> **Work required**
Write the data below out exactly as it stands. Do not include the pictures.

> **Recorded information**

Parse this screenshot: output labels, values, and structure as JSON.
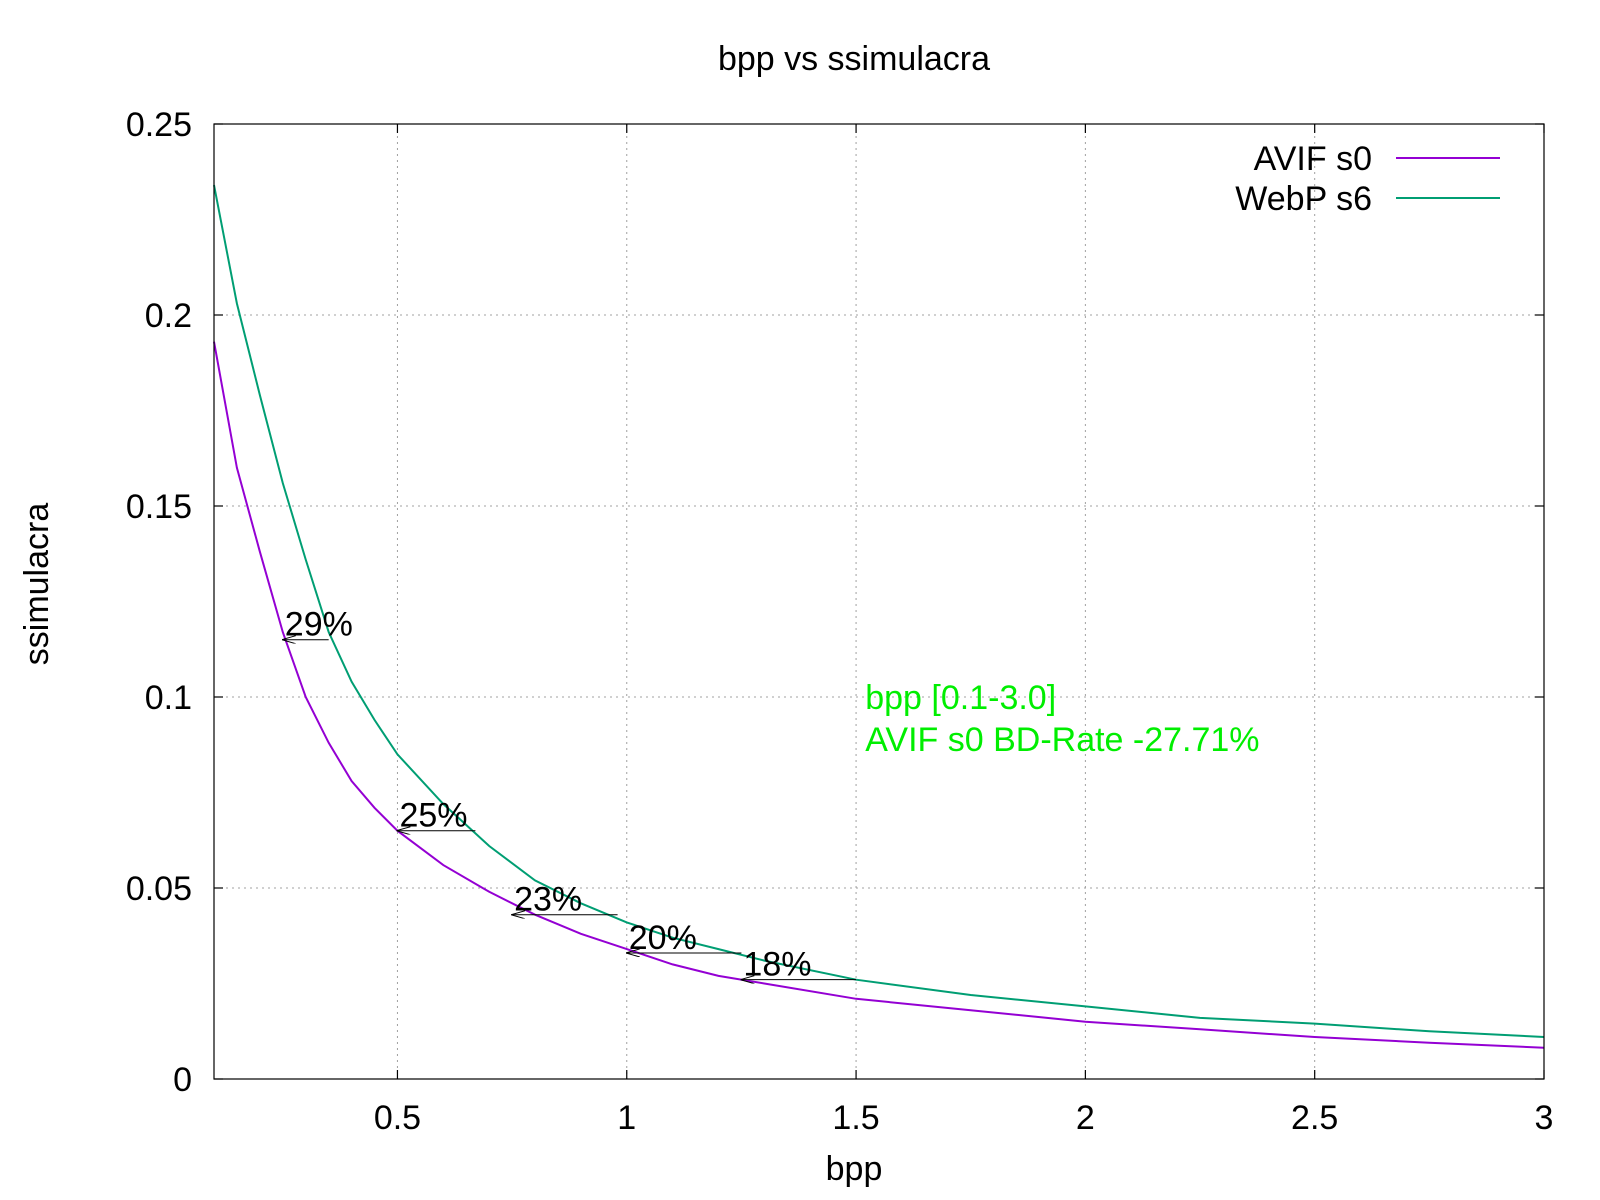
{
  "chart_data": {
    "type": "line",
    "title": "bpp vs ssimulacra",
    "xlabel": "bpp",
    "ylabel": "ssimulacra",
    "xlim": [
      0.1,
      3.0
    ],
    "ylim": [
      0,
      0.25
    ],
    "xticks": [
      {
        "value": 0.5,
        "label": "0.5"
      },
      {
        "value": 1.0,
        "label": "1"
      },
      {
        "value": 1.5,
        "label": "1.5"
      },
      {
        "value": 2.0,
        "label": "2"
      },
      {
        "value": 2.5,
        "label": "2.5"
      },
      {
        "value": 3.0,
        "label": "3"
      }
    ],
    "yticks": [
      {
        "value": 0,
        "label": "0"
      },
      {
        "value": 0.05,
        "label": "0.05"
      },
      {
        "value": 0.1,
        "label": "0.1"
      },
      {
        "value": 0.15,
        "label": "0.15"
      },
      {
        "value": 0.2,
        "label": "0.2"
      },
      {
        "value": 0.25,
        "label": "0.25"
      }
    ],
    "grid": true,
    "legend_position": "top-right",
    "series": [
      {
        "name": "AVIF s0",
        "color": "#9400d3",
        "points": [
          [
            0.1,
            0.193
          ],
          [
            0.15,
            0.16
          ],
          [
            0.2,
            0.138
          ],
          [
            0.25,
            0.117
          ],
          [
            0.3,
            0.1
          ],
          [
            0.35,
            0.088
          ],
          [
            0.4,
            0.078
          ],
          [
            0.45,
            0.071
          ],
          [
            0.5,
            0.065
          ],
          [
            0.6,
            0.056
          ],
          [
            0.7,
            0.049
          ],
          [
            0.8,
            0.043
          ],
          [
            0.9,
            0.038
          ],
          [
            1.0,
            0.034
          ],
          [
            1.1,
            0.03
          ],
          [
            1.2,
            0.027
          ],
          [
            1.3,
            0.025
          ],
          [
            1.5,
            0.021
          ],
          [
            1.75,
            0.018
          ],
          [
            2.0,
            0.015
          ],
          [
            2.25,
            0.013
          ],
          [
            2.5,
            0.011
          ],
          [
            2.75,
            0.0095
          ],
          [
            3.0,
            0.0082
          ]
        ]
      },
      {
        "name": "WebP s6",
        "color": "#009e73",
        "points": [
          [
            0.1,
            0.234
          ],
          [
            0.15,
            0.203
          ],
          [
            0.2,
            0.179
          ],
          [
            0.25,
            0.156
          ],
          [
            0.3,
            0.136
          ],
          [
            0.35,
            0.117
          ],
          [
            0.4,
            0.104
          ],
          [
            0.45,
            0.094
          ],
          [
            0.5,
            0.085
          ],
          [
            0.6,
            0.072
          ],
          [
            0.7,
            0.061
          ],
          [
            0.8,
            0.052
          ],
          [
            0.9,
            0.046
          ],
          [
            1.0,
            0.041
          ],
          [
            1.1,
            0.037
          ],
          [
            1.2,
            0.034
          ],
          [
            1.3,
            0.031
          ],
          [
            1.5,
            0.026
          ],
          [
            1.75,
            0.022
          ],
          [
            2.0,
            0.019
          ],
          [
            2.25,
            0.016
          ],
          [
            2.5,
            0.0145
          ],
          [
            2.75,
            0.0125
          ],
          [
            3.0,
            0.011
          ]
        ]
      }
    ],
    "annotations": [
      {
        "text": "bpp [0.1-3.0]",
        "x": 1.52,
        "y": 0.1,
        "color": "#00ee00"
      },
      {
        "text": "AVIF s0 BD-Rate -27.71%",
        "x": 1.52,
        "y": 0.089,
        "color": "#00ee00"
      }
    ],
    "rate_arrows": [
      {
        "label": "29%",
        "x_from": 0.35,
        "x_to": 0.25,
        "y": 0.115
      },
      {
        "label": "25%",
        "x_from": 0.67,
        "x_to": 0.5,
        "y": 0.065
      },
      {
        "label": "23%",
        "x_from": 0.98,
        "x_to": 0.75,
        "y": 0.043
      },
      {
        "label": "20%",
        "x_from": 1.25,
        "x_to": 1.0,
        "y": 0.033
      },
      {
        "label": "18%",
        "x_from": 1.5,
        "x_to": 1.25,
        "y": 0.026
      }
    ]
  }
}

> **Expected answer**
Parse this screenshot: output labels, values, and structure as JSON.
{
  "chart_data": {
    "type": "line",
    "title": "bpp vs ssimulacra",
    "xlabel": "bpp",
    "ylabel": "ssimulacra",
    "xlim": [
      0.1,
      3.0
    ],
    "ylim": [
      0,
      0.25
    ],
    "xticks": [
      {
        "value": 0.5,
        "label": "0.5"
      },
      {
        "value": 1.0,
        "label": "1"
      },
      {
        "value": 1.5,
        "label": "1.5"
      },
      {
        "value": 2.0,
        "label": "2"
      },
      {
        "value": 2.5,
        "label": "2.5"
      },
      {
        "value": 3.0,
        "label": "3"
      }
    ],
    "yticks": [
      {
        "value": 0,
        "label": "0"
      },
      {
        "value": 0.05,
        "label": "0.05"
      },
      {
        "value": 0.1,
        "label": "0.1"
      },
      {
        "value": 0.15,
        "label": "0.15"
      },
      {
        "value": 0.2,
        "label": "0.2"
      },
      {
        "value": 0.25,
        "label": "0.25"
      }
    ],
    "grid": true,
    "legend_position": "top-right",
    "series": [
      {
        "name": "AVIF s0",
        "color": "#9400d3",
        "points": [
          [
            0.1,
            0.193
          ],
          [
            0.15,
            0.16
          ],
          [
            0.2,
            0.138
          ],
          [
            0.25,
            0.117
          ],
          [
            0.3,
            0.1
          ],
          [
            0.35,
            0.088
          ],
          [
            0.4,
            0.078
          ],
          [
            0.45,
            0.071
          ],
          [
            0.5,
            0.065
          ],
          [
            0.6,
            0.056
          ],
          [
            0.7,
            0.049
          ],
          [
            0.8,
            0.043
          ],
          [
            0.9,
            0.038
          ],
          [
            1.0,
            0.034
          ],
          [
            1.1,
            0.03
          ],
          [
            1.2,
            0.027
          ],
          [
            1.3,
            0.025
          ],
          [
            1.5,
            0.021
          ],
          [
            1.75,
            0.018
          ],
          [
            2.0,
            0.015
          ],
          [
            2.25,
            0.013
          ],
          [
            2.5,
            0.011
          ],
          [
            2.75,
            0.0095
          ],
          [
            3.0,
            0.0082
          ]
        ]
      },
      {
        "name": "WebP s6",
        "color": "#009e73",
        "points": [
          [
            0.1,
            0.234
          ],
          [
            0.15,
            0.203
          ],
          [
            0.2,
            0.179
          ],
          [
            0.25,
            0.156
          ],
          [
            0.3,
            0.136
          ],
          [
            0.35,
            0.117
          ],
          [
            0.4,
            0.104
          ],
          [
            0.45,
            0.094
          ],
          [
            0.5,
            0.085
          ],
          [
            0.6,
            0.072
          ],
          [
            0.7,
            0.061
          ],
          [
            0.8,
            0.052
          ],
          [
            0.9,
            0.046
          ],
          [
            1.0,
            0.041
          ],
          [
            1.1,
            0.037
          ],
          [
            1.2,
            0.034
          ],
          [
            1.3,
            0.031
          ],
          [
            1.5,
            0.026
          ],
          [
            1.75,
            0.022
          ],
          [
            2.0,
            0.019
          ],
          [
            2.25,
            0.016
          ],
          [
            2.5,
            0.0145
          ],
          [
            2.75,
            0.0125
          ],
          [
            3.0,
            0.011
          ]
        ]
      }
    ],
    "annotations": [
      {
        "text": "bpp [0.1-3.0]",
        "x": 1.52,
        "y": 0.1,
        "color": "#00ee00"
      },
      {
        "text": "AVIF s0 BD-Rate -27.71%",
        "x": 1.52,
        "y": 0.089,
        "color": "#00ee00"
      }
    ],
    "rate_arrows": [
      {
        "label": "29%",
        "x_from": 0.35,
        "x_to": 0.25,
        "y": 0.115
      },
      {
        "label": "25%",
        "x_from": 0.67,
        "x_to": 0.5,
        "y": 0.065
      },
      {
        "label": "23%",
        "x_from": 0.98,
        "x_to": 0.75,
        "y": 0.043
      },
      {
        "label": "20%",
        "x_from": 1.25,
        "x_to": 1.0,
        "y": 0.033
      },
      {
        "label": "18%",
        "x_from": 1.5,
        "x_to": 1.25,
        "y": 0.026
      }
    ]
  }
}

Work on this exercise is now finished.